__Texto de partida__
Obama y las lecciones de Iraq (2)

Tras las lecciones de Iraq y una economía en apuros en su propia casa, Barack Obama no quiso asumir la responsabilidad de la operación en Libia e insistió en que sus aliados europeos y árabes se hicieran cargo de ella. Prefirió “liderar entre bastidores” en contraposición al modelo de Bush de actuar de forma unilateral. Sin embargo, en una decisión de última hora, Obama respaldó la intervención militar de la OTAN en Libia porque temía que, de no ser disuadido, Gadafi podía llevar a cabo un baño de sangre contra los rebeldes en Bengasi.

__Ítems extraídos__

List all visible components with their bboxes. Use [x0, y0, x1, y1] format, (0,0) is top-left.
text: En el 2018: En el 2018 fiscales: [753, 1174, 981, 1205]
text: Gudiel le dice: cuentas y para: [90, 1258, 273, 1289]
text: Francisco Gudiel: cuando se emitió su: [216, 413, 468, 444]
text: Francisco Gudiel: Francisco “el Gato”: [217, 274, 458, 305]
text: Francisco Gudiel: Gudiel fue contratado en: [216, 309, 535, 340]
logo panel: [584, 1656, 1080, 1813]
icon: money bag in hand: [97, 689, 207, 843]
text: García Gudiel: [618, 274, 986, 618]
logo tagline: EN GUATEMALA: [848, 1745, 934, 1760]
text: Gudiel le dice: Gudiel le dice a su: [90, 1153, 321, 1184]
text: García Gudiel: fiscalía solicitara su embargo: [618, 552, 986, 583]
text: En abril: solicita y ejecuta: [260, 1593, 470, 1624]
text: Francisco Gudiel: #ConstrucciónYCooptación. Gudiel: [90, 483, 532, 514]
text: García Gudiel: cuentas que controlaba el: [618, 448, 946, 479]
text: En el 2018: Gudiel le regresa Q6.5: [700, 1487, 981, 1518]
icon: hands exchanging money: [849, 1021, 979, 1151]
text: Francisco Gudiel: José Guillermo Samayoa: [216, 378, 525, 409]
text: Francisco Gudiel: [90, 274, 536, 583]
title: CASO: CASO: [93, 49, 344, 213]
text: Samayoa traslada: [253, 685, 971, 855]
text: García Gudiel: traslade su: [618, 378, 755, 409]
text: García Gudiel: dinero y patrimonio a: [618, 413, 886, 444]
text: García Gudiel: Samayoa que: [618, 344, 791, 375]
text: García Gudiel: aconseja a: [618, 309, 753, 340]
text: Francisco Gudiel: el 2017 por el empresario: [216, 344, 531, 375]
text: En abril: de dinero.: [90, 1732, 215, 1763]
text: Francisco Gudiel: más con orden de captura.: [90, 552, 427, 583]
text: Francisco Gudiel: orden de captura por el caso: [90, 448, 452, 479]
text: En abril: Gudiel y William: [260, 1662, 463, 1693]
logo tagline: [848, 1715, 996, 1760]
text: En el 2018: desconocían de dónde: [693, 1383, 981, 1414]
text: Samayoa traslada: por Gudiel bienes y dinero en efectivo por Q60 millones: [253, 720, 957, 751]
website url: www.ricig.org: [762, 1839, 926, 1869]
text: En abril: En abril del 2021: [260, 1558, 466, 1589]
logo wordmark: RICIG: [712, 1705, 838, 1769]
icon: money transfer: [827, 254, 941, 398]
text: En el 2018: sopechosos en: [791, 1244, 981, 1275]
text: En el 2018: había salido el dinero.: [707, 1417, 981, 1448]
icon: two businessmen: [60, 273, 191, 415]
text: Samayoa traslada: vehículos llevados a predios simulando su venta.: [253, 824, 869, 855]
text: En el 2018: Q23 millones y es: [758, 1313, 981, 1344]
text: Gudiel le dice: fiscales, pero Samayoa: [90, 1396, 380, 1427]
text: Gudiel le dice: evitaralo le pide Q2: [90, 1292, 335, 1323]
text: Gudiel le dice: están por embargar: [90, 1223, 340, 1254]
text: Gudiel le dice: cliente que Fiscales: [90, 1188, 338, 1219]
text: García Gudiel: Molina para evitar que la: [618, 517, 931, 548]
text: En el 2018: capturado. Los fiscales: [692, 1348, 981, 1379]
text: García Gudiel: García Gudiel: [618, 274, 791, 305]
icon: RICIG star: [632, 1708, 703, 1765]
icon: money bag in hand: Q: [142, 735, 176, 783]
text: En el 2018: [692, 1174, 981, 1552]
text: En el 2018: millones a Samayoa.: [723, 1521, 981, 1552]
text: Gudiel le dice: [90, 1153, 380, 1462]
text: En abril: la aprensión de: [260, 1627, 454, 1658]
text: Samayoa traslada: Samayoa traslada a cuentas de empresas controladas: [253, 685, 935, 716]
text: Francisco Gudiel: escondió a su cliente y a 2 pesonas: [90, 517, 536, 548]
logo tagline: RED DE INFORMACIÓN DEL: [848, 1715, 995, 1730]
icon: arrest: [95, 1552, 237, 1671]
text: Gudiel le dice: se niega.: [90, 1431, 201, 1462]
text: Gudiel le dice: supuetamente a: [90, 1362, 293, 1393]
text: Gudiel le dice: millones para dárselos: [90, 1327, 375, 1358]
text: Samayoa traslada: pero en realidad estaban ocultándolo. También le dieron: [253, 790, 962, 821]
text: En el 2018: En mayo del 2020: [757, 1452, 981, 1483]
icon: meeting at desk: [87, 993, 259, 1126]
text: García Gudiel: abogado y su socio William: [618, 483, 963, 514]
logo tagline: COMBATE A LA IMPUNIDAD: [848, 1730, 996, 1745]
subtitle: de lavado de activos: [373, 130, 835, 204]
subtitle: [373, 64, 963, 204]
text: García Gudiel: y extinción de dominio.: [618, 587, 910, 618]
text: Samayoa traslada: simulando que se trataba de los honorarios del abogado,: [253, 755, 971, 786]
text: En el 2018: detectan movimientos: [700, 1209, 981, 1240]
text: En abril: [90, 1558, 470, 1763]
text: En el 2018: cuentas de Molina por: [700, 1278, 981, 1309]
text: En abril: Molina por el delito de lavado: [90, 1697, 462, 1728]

__Instrucción dada A__
Explica en una o dos oraciones por qué, según el texto sobre Obama y Libia, Obama terminó respaldando la intervención militar de la OTAN.
__Instrucción dada B__
Transcribe, por favor, todo el pasaje del texto sobre Obama y Libia desde "Obama y las" hasta "rebeldes en Bengasi.".

__Respuesta completa A__
Obama respaldó a última hora la intervención de la OTAN en Libia porque temía que Gadafi, si no se le disuadía, pudiera llevar a cabo un baño de sangre contra los rebeldes en Bengasi.

__Respuesta completa B__
Obama y las lecciones de Iraq (2)

Tras las lecciones de Iraq y una economía en apuros en su propia casa, Barack Obama no quiso asumir la responsabilidad de la operación en Libia e insistió en que sus aliados europeos y árabes se hicieran cargo de ella. Prefirió “liderar entre bastidores” en contraposición al modelo de Bush de actuar de forma unilateral. Sin embargo, en una decisión de última hora, Obama respaldó la intervención militar de la OTAN en Libia porque temía que, de no ser disuadido, Gadafi podía llevar a cabo un baño de sangre contra los rebeldes en Bengasi.